EXERCISE AIM = Lift every line from the entries that includes the word "라이크가".

RECORD SET =
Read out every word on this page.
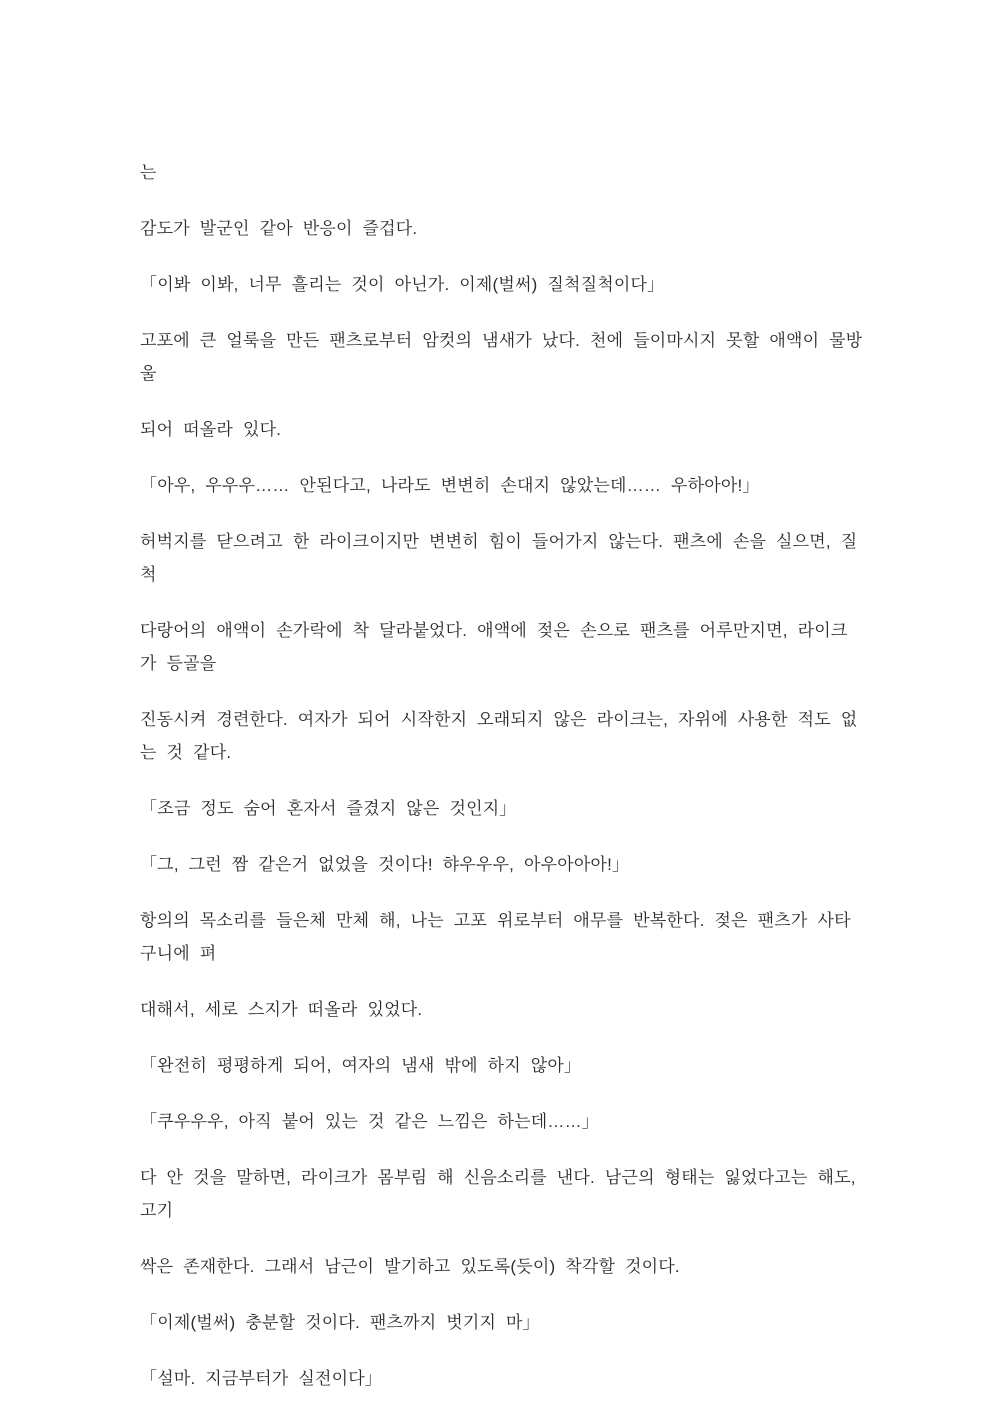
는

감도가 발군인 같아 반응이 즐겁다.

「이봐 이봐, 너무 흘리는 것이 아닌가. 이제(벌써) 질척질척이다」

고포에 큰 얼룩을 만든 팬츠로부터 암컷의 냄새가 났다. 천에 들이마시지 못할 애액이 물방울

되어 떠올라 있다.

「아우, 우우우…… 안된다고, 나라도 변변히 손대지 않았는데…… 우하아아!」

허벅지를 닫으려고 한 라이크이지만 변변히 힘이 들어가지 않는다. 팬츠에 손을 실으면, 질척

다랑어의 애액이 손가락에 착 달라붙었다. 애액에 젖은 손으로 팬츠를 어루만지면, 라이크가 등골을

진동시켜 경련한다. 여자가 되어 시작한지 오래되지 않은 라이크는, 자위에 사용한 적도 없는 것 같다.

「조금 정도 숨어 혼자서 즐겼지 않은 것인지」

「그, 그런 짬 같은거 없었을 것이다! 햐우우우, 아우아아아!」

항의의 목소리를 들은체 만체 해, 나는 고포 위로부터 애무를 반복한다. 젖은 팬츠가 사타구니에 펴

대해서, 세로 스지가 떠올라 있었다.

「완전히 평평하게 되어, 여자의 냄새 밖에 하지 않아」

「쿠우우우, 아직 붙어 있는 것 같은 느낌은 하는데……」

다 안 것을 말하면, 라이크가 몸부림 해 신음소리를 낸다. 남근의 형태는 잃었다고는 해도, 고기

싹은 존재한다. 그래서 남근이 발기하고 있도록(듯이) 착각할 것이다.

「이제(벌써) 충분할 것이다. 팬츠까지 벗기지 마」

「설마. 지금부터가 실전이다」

THE COMPLETED TASK =
다랑어의 애액이 손가락에 착 달라붙었다. 애액에 젖은 손으로 팬츠를 어루만지면, 라이크가 등골을
다 안 것을 말하면, 라이크가 몸부림 해 신음소리를 낸다. 남근의 형태는 잃었다고는 해도, 고기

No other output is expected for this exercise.